- Written task
The records underneath are to be repeated exactly, with the pictures left out.

───── Items ─────

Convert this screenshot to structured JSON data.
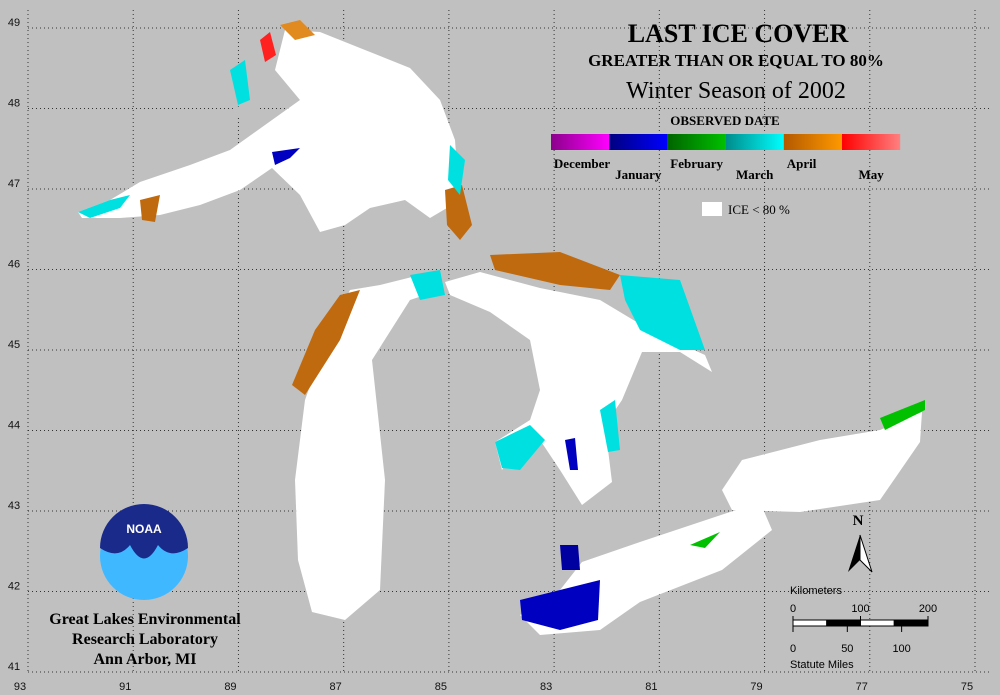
{
  "header": {
    "title": "LAST ICE COVER",
    "subtitle": "GREATER THAN OR EQUAL TO 80%",
    "season": "Winter Season of 2002"
  },
  "legend": {
    "title": "OBSERVED DATE",
    "items": [
      {
        "label": "December",
        "colors": [
          "#8b008b",
          "#ff00ff"
        ]
      },
      {
        "label": "January",
        "colors": [
          "#000080",
          "#0000ff"
        ]
      },
      {
        "label": "February",
        "colors": [
          "#006400",
          "#00c000"
        ]
      },
      {
        "label": "March",
        "colors": [
          "#008b8b",
          "#00ffff"
        ]
      },
      {
        "label": "April",
        "colors": [
          "#b35900",
          "#ff9900"
        ]
      },
      {
        "label": "May",
        "colors": [
          "#ff0000",
          "#ff8080"
        ]
      }
    ],
    "no_ice_label": "ICE < 80 %"
  },
  "map": {
    "lat_ticks": [
      49,
      48,
      47,
      46,
      45,
      44,
      43,
      42,
      41
    ],
    "lon_ticks": [
      93,
      91,
      89,
      87,
      85,
      83,
      81,
      79,
      77,
      75
    ]
  },
  "compass": "N",
  "scale_bar": {
    "km_label": "Kilometers",
    "km_ticks": [
      0,
      100,
      200
    ],
    "mile_label": "Statute Miles",
    "mile_ticks": [
      0,
      50,
      100
    ]
  },
  "logo": "NOAA",
  "credit": [
    "Great Lakes Environmental",
    "Research Laboratory",
    "Ann Arbor, MI"
  ]
}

─────

- Task response
Convert this screenshot to structured JSON data.
{
  "header": {
    "title": "LAST ICE COVER",
    "subtitle": "GREATER THAN OR EQUAL TO 80%",
    "season": "Winter Season of 2002"
  },
  "legend": {
    "title": "OBSERVED DATE",
    "items": [
      {
        "label": "December",
        "colors": [
          "#8b008b",
          "#ff00ff"
        ]
      },
      {
        "label": "January",
        "colors": [
          "#000080",
          "#0000ff"
        ]
      },
      {
        "label": "February",
        "colors": [
          "#006400",
          "#00c000"
        ]
      },
      {
        "label": "March",
        "colors": [
          "#008b8b",
          "#00ffff"
        ]
      },
      {
        "label": "April",
        "colors": [
          "#b35900",
          "#ff9900"
        ]
      },
      {
        "label": "May",
        "colors": [
          "#ff0000",
          "#ff8080"
        ]
      }
    ],
    "no_ice_label": "ICE < 80 %"
  },
  "map": {
    "lat_ticks": [
      49,
      48,
      47,
      46,
      45,
      44,
      43,
      42,
      41
    ],
    "lon_ticks": [
      93,
      91,
      89,
      87,
      85,
      83,
      81,
      79,
      77,
      75
    ]
  },
  "compass": "N",
  "scale_bar": {
    "km_label": "Kilometers",
    "km_ticks": [
      0,
      100,
      200
    ],
    "mile_label": "Statute Miles",
    "mile_ticks": [
      0,
      50,
      100
    ]
  },
  "logo": "NOAA",
  "credit": [
    "Great Lakes Environmental",
    "Research Laboratory",
    "Ann Arbor, MI"
  ]
}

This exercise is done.